• Preguntas de estudio
(a) En el texto sobre la tutoría, ¿qué se presenta como la fórmula más eficaz de la relación de ayuda?
(b) Continúa el texto sobre la tutoría a partir de su última oración.

• Fragmento seleccionado

================

Según Arnaiz e Isus (1995) la tutoría es «la capacidad que tiene todo docente de ponerse al lado del alumno, de sufrir con él los procesos de alumbramiento conceptual, de ayudarle a resolver sus problemas personales, de aprendizaje, de autonomía-dependencia, de relación (…). Y en esta tarea nadie puede quedar excluido (...). Todos estamos invitados a mantener el diálogo como la fórmula más eficaz de la relación de ayuda. La tutorización es, pues, un proceso de acompa-ñamiento en el aprendizaje vital». Esta nueva modalidad educativa (la del libre-asistido) no puede desatender entonces la orientación como importante labor en la tarea del profesor tutor; el tutor es aquel docente que se mantiene cerca de sus alumnos en los procesos cotidianos de aprendizaje e interviene incluso en otras áreas que no son precisamente intelectuales, pero que no son indiferentes a la vida de la persona en situación de aprendizaje, como lo es por ejemplo la contención afectiva. La función tutorial supone una relación individualizada con el alumno e intenta integrar la experiencia escolar con la extraescolar, al intensificar la interacción entre pares y con el profesor. El profesor que desarrolle esta función deberá:
Si bien «la distancia no es soledad», el profesor tutor debe llevar un claro registro de la información que va recabando de sus alumnos, pero sin olvidar que es confidencial y que solo deberá ser difundida entre sus colegas para el beneficio del alumno. De esto último se deduce que la acción tutorial implica compartir líneas de trabajo comunes que deben ser aceptadas por toda una comunidad educativa y que deben materializarse en un proyecto de trabajo. La acción tutorial no puede reducirse a una serie de acciones puntuales llevadas a cabo por el tutor, sino que necesita contar con el respaldo institucional. Todas estas funciones del profesor tutor se complejizan aún más debido a que esta modalidad se realiza mayoritariamente en instancias no presenciales. Por ello deben ser frecuentes las intervenciones que realicen los docentes a través del computador, de mensajes de texto, etc.

================

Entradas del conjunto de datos
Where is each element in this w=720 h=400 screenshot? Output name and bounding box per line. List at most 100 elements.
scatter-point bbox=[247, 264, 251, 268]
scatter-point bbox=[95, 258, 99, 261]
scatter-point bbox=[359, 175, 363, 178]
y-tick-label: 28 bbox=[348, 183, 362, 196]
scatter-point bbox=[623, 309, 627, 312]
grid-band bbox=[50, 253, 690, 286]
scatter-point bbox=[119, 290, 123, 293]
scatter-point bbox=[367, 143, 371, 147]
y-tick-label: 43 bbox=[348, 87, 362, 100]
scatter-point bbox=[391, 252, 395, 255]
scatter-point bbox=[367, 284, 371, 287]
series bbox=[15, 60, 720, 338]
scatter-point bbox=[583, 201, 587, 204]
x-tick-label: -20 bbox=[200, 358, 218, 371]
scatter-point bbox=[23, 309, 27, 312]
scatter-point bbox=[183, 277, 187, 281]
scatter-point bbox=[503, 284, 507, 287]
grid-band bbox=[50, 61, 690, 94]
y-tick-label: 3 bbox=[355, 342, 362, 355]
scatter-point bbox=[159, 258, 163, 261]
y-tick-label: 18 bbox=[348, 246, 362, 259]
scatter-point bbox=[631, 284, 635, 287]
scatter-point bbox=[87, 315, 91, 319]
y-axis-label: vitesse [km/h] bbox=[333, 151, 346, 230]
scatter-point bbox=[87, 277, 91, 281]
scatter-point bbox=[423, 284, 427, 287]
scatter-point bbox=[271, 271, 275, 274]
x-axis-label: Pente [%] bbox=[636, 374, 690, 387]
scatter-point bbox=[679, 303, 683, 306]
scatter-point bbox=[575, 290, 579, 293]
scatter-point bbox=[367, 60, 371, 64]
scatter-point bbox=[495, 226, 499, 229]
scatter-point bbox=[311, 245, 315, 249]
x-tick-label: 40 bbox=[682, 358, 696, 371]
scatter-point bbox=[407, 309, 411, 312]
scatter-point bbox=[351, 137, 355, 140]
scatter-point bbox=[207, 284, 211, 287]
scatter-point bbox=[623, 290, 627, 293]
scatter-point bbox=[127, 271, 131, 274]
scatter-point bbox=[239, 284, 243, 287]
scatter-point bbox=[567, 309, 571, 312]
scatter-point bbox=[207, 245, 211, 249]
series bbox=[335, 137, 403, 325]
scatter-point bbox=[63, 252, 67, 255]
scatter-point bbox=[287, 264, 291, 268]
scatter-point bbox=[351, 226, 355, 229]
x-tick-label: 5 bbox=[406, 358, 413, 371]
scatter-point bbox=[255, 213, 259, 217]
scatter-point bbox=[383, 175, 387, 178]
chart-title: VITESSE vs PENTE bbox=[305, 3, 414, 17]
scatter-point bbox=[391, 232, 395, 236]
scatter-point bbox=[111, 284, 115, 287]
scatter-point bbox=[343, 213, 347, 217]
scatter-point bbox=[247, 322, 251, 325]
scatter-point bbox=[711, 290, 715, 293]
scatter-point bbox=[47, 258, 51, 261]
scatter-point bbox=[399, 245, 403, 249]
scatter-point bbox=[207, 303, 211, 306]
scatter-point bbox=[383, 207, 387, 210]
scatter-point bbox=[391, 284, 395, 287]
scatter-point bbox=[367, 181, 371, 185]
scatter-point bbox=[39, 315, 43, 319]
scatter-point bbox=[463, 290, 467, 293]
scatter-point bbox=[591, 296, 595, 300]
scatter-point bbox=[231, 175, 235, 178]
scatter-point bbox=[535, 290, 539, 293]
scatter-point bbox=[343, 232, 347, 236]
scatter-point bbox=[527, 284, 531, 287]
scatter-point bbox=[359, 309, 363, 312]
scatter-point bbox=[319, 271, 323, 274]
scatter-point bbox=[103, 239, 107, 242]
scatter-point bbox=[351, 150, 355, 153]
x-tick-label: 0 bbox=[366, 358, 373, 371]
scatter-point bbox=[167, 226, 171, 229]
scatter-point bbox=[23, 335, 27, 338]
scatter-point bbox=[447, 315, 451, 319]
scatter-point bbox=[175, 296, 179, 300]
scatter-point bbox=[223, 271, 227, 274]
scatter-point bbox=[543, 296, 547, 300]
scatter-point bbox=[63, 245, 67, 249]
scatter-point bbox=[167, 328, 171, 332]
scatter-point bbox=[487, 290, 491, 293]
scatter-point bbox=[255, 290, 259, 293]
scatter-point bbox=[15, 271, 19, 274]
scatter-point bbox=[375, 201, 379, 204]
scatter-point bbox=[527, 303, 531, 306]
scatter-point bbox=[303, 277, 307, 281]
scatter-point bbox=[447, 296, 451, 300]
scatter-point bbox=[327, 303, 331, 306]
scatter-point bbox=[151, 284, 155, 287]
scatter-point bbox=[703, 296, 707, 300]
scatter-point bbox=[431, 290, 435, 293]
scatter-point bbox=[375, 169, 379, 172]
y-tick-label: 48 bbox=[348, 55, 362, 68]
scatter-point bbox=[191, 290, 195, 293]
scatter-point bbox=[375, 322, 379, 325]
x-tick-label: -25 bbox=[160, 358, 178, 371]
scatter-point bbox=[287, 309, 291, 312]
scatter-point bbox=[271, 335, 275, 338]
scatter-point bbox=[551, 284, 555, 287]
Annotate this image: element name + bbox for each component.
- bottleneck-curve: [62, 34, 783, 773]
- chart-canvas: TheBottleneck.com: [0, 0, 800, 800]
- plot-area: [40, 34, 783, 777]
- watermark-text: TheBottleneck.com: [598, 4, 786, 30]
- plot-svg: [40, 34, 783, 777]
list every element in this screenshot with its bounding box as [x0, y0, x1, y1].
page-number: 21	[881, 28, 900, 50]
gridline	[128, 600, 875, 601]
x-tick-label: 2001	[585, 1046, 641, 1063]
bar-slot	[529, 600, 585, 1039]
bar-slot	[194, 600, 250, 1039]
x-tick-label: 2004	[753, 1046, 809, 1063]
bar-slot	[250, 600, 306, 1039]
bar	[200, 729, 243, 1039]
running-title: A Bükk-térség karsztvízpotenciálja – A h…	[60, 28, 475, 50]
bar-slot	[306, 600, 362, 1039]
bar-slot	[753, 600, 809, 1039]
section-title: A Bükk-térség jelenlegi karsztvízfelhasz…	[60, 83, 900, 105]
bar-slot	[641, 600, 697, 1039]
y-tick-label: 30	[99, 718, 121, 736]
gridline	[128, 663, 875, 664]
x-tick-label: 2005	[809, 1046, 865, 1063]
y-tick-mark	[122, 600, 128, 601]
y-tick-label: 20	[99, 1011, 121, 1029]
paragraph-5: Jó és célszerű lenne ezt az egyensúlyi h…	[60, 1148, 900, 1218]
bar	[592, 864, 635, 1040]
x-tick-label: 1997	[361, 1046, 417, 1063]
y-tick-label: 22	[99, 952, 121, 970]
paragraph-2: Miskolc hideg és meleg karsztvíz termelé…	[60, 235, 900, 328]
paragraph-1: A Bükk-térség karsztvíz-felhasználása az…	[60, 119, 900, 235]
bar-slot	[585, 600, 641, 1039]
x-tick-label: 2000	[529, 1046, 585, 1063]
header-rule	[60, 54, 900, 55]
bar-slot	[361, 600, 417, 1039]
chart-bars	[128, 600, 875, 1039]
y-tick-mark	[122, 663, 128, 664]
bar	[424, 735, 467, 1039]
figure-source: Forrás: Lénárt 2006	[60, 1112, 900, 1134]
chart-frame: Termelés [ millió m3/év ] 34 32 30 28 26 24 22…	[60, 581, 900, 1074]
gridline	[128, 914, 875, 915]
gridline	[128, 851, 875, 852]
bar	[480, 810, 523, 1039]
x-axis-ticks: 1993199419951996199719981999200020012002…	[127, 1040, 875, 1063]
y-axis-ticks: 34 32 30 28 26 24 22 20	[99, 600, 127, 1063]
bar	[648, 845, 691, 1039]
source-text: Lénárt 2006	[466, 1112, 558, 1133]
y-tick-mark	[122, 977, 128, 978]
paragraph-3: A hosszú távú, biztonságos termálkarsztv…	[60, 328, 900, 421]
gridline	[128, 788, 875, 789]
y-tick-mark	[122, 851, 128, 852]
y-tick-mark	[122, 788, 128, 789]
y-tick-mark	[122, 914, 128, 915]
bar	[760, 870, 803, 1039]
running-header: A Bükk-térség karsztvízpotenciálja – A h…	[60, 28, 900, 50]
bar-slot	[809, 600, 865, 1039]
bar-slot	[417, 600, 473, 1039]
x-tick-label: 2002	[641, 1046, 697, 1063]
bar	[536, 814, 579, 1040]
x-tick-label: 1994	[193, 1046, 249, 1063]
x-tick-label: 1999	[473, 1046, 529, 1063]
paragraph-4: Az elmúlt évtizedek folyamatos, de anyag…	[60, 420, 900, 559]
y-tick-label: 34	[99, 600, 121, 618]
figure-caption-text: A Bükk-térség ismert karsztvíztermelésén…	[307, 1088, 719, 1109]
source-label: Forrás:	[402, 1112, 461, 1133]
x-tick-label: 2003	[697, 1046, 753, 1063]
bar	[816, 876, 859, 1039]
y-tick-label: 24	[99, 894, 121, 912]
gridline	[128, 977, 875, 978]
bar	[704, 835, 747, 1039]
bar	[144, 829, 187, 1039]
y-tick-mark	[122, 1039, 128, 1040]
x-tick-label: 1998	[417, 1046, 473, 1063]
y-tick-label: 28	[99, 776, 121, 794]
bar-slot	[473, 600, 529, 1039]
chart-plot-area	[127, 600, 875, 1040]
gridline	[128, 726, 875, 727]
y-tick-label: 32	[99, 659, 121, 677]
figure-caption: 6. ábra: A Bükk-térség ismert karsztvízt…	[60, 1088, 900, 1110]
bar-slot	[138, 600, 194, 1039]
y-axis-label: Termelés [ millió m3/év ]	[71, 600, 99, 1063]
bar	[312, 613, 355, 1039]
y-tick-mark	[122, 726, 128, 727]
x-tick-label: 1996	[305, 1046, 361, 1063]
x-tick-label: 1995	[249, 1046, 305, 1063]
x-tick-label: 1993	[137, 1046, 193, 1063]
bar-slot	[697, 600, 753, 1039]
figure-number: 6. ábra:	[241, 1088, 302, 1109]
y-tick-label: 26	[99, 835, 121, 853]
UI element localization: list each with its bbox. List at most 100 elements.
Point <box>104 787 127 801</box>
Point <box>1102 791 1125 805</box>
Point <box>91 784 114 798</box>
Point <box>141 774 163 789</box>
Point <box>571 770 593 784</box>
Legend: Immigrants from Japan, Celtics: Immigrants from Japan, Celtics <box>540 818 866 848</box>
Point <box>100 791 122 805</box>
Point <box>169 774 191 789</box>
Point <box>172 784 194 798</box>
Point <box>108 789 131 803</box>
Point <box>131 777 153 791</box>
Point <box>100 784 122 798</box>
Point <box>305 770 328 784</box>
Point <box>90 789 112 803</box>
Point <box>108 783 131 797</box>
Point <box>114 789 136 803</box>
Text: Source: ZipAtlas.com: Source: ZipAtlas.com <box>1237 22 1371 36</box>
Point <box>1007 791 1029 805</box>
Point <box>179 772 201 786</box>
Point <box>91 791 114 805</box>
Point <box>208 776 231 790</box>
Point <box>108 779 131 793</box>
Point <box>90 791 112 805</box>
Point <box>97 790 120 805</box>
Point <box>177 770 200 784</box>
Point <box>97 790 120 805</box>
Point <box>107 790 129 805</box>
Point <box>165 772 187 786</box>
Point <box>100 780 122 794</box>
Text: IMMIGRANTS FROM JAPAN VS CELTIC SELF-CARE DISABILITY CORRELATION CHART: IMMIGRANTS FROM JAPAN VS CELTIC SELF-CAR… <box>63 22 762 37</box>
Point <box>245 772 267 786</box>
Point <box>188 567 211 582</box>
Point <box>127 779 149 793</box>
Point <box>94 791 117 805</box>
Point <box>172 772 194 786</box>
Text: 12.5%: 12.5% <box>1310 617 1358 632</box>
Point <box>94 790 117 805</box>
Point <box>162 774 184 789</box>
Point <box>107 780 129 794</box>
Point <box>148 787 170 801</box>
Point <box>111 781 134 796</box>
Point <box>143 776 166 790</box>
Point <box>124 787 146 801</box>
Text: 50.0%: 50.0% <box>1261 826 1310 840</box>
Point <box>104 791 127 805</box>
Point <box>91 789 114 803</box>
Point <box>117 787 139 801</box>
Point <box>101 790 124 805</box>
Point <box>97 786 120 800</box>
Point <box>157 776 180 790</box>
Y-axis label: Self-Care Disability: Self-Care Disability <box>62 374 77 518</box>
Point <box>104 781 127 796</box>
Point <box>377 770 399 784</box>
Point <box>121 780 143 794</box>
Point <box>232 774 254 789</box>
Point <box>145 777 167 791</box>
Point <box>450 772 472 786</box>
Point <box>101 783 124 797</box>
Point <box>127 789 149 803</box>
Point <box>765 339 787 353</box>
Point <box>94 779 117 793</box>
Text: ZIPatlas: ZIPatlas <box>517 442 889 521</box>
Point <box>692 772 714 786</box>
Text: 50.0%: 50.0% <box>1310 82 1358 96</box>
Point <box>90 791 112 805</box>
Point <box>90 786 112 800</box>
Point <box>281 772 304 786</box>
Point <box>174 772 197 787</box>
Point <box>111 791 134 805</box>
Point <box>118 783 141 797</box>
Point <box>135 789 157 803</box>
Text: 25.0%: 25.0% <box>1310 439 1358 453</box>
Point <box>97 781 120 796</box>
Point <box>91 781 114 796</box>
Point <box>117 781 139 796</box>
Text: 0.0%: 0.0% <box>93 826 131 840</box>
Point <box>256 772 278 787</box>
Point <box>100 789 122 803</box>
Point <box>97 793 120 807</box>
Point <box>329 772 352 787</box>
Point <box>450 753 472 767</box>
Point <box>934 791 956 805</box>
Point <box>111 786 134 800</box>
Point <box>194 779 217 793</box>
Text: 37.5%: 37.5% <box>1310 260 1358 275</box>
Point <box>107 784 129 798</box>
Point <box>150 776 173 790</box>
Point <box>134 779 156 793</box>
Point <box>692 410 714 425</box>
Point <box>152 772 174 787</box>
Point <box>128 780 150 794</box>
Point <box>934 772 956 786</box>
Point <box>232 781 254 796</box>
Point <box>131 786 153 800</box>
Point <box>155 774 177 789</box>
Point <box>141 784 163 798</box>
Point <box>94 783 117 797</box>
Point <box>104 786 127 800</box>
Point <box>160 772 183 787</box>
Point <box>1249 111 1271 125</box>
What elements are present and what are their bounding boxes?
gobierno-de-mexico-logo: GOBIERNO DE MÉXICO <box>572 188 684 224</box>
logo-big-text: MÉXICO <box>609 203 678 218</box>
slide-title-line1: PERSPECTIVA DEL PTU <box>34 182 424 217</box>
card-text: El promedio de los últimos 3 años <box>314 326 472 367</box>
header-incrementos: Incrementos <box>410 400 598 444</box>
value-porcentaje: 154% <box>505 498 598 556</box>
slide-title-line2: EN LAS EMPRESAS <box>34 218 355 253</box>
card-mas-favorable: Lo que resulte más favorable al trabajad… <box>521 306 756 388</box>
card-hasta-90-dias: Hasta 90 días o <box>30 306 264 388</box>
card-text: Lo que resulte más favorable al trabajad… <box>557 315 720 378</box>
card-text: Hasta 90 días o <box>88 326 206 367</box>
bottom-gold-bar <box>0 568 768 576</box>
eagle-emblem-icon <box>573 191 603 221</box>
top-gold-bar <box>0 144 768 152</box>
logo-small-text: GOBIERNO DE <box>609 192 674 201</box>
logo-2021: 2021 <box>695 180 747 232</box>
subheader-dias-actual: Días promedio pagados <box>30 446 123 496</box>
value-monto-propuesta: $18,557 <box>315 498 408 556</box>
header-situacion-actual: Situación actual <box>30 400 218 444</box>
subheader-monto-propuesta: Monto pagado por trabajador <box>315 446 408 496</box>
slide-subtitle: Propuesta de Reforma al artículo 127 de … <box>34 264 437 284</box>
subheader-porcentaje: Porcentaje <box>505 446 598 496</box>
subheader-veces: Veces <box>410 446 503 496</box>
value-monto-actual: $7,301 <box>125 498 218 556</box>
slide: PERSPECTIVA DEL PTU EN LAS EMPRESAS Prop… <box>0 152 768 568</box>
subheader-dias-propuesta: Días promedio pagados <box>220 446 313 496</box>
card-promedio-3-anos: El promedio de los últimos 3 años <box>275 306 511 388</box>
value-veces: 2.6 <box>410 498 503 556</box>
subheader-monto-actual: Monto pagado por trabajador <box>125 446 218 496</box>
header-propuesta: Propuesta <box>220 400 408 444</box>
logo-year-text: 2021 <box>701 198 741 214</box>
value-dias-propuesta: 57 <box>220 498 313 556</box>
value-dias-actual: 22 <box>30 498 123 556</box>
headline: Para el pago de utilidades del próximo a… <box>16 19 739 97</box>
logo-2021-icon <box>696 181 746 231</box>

================

• Respuestas por tarea
(a) El diálogo.

(b)
La figura del profesor tutor no es nueva: ya desde la antigua Grecia está asociada al consejero, al orientador, a la persona de confianza que acompaña la educación de niños y jóvenes. A pesar de las innumerables definiciones de tutor, todas evidencian elementos comunes que se asocian a las funciones de asesoramiento, ayuda, orientación y que tienen como objetivo esencial la formación integral de la persona. Requiere una atención personalizada del estudiante y una formación especializada del profesor.
El profesor tutor debe tener la lucidez necesaria y oportuna como para, dentro de ese nuevo rol que debe desempeñar, definir la pertinencia de diferentes formatos educativos (seminarios, talleres, laboratorios, planteo de investigaciones y trabajo de campo, etc.) de tal forma de promover el interés en sus alumnos y lograr así un mejor aprovechamiento de esta instancia innovadora de aprendizaje.
El tutor no debe descartar el permanente análisis y autocrítica de su trabajo, ya que cuando se adquiere el hábito de reflexionar sobre las propias prácticas y de compartir con otros colegas las experiencias, estas fructifican y, por qué no, mejoran en su calidad.
En este caso lo interesante sería que los docentes aplicaran entre sí los nuevos formatos pedagógicos, en una búsqueda incesante por favorecer nuevas y mejores prácticas de enseñanza. Se trata entonces de estimular nuestros propios procesos de metacognición y desarrollar cada uno un proceso individual, crítico y creativo, que permita al docente una constante renovación y revalidación de sus prácticas. En la aplicación de esta modalidad se crea el ámbito ideal para poner en práctica este proceso que es conocido como «sistematización».